Start of Records supplied

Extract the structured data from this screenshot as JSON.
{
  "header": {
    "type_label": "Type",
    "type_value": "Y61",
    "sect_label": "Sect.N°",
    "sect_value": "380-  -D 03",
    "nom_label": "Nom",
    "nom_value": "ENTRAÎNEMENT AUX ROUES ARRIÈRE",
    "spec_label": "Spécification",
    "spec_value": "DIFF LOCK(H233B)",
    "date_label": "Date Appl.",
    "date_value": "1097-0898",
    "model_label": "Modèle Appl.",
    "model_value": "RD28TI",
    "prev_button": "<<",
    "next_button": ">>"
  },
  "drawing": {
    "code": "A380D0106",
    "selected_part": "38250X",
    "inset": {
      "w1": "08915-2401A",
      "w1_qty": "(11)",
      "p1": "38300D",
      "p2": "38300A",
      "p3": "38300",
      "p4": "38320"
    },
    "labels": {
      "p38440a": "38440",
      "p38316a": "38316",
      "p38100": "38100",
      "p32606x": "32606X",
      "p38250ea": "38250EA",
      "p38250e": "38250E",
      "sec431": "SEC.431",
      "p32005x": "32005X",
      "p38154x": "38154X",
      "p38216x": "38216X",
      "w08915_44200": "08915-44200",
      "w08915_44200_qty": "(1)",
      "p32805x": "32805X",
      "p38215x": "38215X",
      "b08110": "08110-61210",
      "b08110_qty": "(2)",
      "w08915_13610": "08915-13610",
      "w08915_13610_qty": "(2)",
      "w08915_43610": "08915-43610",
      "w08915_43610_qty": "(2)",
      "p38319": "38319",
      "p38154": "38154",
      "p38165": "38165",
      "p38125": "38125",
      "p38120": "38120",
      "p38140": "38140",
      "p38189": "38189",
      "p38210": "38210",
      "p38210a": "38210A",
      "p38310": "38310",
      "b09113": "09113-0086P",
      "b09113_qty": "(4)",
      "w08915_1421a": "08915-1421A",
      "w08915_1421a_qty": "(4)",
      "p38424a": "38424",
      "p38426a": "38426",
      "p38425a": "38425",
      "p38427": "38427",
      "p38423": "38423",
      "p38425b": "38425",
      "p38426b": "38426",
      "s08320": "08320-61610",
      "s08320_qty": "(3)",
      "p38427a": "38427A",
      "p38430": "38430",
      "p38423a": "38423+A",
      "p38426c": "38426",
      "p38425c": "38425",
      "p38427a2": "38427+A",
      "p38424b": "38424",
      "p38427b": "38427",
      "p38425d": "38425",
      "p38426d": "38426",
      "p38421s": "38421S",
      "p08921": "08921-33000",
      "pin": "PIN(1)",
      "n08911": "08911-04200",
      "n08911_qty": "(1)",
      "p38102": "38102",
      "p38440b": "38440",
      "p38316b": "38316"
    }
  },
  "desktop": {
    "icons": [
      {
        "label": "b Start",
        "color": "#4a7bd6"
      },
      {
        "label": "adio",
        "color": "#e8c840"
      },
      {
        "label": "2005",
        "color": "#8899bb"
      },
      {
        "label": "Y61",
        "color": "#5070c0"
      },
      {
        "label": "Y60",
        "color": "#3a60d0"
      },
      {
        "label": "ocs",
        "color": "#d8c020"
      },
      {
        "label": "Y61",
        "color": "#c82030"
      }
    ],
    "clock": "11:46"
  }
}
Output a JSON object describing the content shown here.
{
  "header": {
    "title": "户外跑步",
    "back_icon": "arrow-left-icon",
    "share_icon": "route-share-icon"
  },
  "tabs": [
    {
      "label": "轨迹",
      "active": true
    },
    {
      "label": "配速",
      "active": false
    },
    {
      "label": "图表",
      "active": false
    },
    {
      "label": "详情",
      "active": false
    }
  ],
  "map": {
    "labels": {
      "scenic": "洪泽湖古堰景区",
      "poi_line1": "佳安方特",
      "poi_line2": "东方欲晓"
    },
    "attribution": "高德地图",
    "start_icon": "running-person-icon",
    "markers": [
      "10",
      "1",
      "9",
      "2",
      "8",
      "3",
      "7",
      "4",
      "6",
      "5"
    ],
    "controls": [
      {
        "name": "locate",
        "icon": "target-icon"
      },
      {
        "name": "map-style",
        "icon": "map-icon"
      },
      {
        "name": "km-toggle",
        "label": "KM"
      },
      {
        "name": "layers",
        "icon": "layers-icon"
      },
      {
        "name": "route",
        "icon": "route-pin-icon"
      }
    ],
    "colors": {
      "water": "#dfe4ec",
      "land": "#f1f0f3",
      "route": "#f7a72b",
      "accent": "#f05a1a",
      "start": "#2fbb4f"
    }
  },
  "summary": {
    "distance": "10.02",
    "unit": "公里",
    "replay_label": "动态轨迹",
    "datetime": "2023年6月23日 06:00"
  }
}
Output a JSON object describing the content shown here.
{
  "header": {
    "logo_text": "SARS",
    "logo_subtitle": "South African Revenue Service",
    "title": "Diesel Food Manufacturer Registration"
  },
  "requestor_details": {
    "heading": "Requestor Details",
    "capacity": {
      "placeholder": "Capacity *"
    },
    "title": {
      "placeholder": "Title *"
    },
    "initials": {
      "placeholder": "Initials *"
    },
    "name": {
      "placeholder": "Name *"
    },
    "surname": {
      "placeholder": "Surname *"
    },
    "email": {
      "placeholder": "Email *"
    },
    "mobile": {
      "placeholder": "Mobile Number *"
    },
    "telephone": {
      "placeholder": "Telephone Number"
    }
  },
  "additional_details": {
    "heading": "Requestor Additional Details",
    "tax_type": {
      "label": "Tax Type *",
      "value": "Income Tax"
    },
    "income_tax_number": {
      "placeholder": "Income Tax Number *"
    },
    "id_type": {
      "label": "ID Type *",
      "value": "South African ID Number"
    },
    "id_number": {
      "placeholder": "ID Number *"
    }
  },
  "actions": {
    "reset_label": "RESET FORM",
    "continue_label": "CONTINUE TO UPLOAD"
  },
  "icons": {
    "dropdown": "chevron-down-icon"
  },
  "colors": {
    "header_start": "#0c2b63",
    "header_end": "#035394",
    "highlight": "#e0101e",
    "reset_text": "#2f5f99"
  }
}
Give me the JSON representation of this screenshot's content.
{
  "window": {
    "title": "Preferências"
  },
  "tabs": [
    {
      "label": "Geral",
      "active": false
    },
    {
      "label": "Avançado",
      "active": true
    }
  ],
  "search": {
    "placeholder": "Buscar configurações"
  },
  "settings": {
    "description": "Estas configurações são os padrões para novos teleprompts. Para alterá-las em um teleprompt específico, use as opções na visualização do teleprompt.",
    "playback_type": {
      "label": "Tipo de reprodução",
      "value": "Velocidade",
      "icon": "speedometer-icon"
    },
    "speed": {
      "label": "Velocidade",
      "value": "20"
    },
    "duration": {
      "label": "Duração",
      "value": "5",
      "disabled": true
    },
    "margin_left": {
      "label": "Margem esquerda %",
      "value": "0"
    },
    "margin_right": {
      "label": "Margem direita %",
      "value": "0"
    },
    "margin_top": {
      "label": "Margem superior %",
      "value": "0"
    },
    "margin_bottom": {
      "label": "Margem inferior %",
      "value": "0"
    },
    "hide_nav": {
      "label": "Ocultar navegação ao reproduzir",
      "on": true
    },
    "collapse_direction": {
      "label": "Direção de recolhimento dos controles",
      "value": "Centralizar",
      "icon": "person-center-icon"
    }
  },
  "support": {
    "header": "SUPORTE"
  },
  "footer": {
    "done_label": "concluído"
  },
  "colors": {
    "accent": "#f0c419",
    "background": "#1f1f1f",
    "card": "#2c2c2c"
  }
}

End of Records supplied

- **What to produce**
Type the whole listing again, unaltered.

- **Exercise output**
Extract the structured data from this screenshot as JSON.
{
  "header": {
    "type_label": "Type",
    "type_value": "Y61",
    "sect_label": "Sect.N°",
    "sect_value": "380-  -D 03",
    "nom_label": "Nom",
    "nom_value": "ENTRAÎNEMENT AUX ROUES ARRIÈRE",
    "spec_label": "Spécification",
    "spec_value": "DIFF LOCK(H233B)",
    "date_label": "Date Appl.",
    "date_value": "1097-0898",
    "model_label": "Modèle Appl.",
    "model_value": "RD28TI",
    "prev_button": "<<",
    "next_button": ">>"
  },
  "drawing": {
    "code": "A380D0106",
    "selected_part": "38250X",
    "inset": {
      "w1": "08915-2401A",
      "w1_qty": "(11)",
      "p1": "38300D",
      "p2": "38300A",
      "p3": "38300",
      "p4": "38320"
    },
    "labels": {
      "p38440a": "38440",
      "p38316a": "38316",
      "p38100": "38100",
      "p32606x": "32606X",
      "p38250ea": "38250EA",
      "p38250e": "38250E",
      "sec431": "SEC.431",
      "p32005x": "32005X",
      "p38154x": "38154X",
      "p38216x": "38216X",
      "w08915_44200": "08915-44200",
      "w08915_44200_qty": "(1)",
      "p32805x": "32805X",
      "p38215x": "38215X",
      "b08110": "08110-61210",
      "b08110_qty": "(2)",
      "w08915_13610": "08915-13610",
      "w08915_13610_qty": "(2)",
      "w08915_43610": "08915-43610",
      "w08915_43610_qty": "(2)",
      "p38319": "38319",
      "p38154": "38154",
      "p38165": "38165",
      "p38125": "38125",
      "p38120": "38120",
      "p38140": "38140",
      "p38189": "38189",
      "p38210": "38210",
      "p38210a": "38210A",
      "p38310": "38310",
      "b09113": "09113-0086P",
      "b09113_qty": "(4)",
      "w08915_1421a": "08915-1421A",
      "w08915_1421a_qty": "(4)",
      "p38424a": "38424",
      "p38426a": "38426",
      "p38425a": "38425",
      "p38427": "38427",
      "p38423": "38423",
      "p38425b": "38425",
      "p38426b": "38426",
      "s08320": "08320-61610",
      "s08320_qty": "(3)",
      "p38427a": "38427A",
      "p38430": "38430",
      "p38423a": "38423+A",
      "p38426c": "38426",
      "p38425c": "38425",
      "p38427a2": "38427+A",
      "p38424b": "38424",
      "p38427b": "38427",
      "p38425d": "38425",
      "p38426d": "38426",
      "p38421s": "38421S",
      "p08921": "08921-33000",
      "pin": "PIN(1)",
      "n08911": "08911-04200",
      "n08911_qty": "(1)",
      "p38102": "38102",
      "p38440b": "38440",
      "p38316b": "38316"
    }
  },
  "desktop": {
    "icons": [
      {
        "label": "b Start",
        "color": "#4a7bd6"
      },
      {
        "label": "adio",
        "color": "#e8c840"
      },
      {
        "label": "2005",
        "color": "#8899bb"
      },
      {
        "label": "Y61",
        "color": "#5070c0"
      },
      {
        "label": "Y60",
        "color": "#3a60d0"
      },
      {
        "label": "ocs",
        "color": "#d8c020"
      },
      {
        "label": "Y61",
        "color": "#c82030"
      }
    ],
    "clock": "11:46"
  }
}
Output a JSON object describing the content shown here.
{
  "header": {
    "title": "户外跑步",
    "back_icon": "arrow-left-icon",
    "share_icon": "route-share-icon"
  },
  "tabs": [
    {
      "label": "轨迹",
      "active": true
    },
    {
      "label": "配速",
      "active": false
    },
    {
      "label": "图表",
      "active": false
    },
    {
      "label": "详情",
      "active": false
    }
  ],
  "map": {
    "labels": {
      "scenic": "洪泽湖古堰景区",
      "poi_line1": "佳安方特",
      "poi_line2": "东方欲晓"
    },
    "attribution": "高德地图",
    "start_icon": "running-person-icon",
    "markers": [
      "10",
      "1",
      "9",
      "2",
      "8",
      "3",
      "7",
      "4",
      "6",
      "5"
    ],
    "controls": [
      {
        "name": "locate",
        "icon": "target-icon"
      },
      {
        "name": "map-style",
        "icon": "map-icon"
      },
      {
        "name": "km-toggle",
        "label": "KM"
      },
      {
        "name": "layers",
        "icon": "layers-icon"
      },
      {
        "name": "route",
        "icon": "route-pin-icon"
      }
    ],
    "colors": {
      "water": "#dfe4ec",
      "land": "#f1f0f3",
      "route": "#f7a72b",
      "accent": "#f05a1a",
      "start": "#2fbb4f"
    }
  },
  "summary": {
    "distance": "10.02",
    "unit": "公里",
    "replay_label": "动态轨迹",
    "datetime": "2023年6月23日 06:00"
  }
}
Output a JSON object describing the content shown here.
{
  "header": {
    "logo_text": "SARS",
    "logo_subtitle": "South African Revenue Service",
    "title": "Diesel Food Manufacturer Registration"
  },
  "requestor_details": {
    "heading": "Requestor Details",
    "capacity": {
      "placeholder": "Capacity *"
    },
    "title": {
      "placeholder": "Title *"
    },
    "initials": {
      "placeholder": "Initials *"
    },
    "name": {
      "placeholder": "Name *"
    },
    "surname": {
      "placeholder": "Surname *"
    },
    "email": {
      "placeholder": "Email *"
    },
    "mobile": {
      "placeholder": "Mobile Number *"
    },
    "telephone": {
      "placeholder": "Telephone Number"
    }
  },
  "additional_details": {
    "heading": "Requestor Additional Details",
    "tax_type": {
      "label": "Tax Type *",
      "value": "Income Tax"
    },
    "income_tax_number": {
      "placeholder": "Income Tax Number *"
    },
    "id_type": {
      "label": "ID Type *",
      "value": "South African ID Number"
    },
    "id_number": {
      "placeholder": "ID Number *"
    }
  },
  "actions": {
    "reset_label": "RESET FORM",
    "continue_label": "CONTINUE TO UPLOAD"
  },
  "icons": {
    "dropdown": "chevron-down-icon"
  },
  "colors": {
    "header_start": "#0c2b63",
    "header_end": "#035394",
    "highlight": "#e0101e",
    "reset_text": "#2f5f99"
  }
}
Give me the JSON representation of this screenshot's content.
{
  "window": {
    "title": "Preferências"
  },
  "tabs": [
    {
      "label": "Geral",
      "active": false
    },
    {
      "label": "Avançado",
      "active": true
    }
  ],
  "search": {
    "placeholder": "Buscar configurações"
  },
  "settings": {
    "description": "Estas configurações são os padrões para novos teleprompts. Para alterá-las em um teleprompt específico, use as opções na visualização do teleprompt.",
    "playback_type": {
      "label": "Tipo de reprodução",
      "value": "Velocidade",
      "icon": "speedometer-icon"
    },
    "speed": {
      "label": "Velocidade",
      "value": "20"
    },
    "duration": {
      "label": "Duração",
      "value": "5",
      "disabled": true
    },
    "margin_left": {
      "label": "Margem esquerda %",
      "value": "0"
    },
    "margin_right": {
      "label": "Margem direita %",
      "value": "0"
    },
    "margin_top": {
      "label": "Margem superior %",
      "value": "0"
    },
    "margin_bottom": {
      "label": "Margem inferior %",
      "value": "0"
    },
    "hide_nav": {
      "label": "Ocultar navegação ao reproduzir",
      "on": true
    },
    "collapse_direction": {
      "label": "Direção de recolhimento dos controles",
      "value": "Centralizar",
      "icon": "person-center-icon"
    }
  },
  "support": {
    "header": "SUPORTE"
  },
  "footer": {
    "done_label": "concluído"
  },
  "colors": {
    "accent": "#f0c419",
    "background": "#1f1f1f",
    "card": "#2c2c2c"
  }
}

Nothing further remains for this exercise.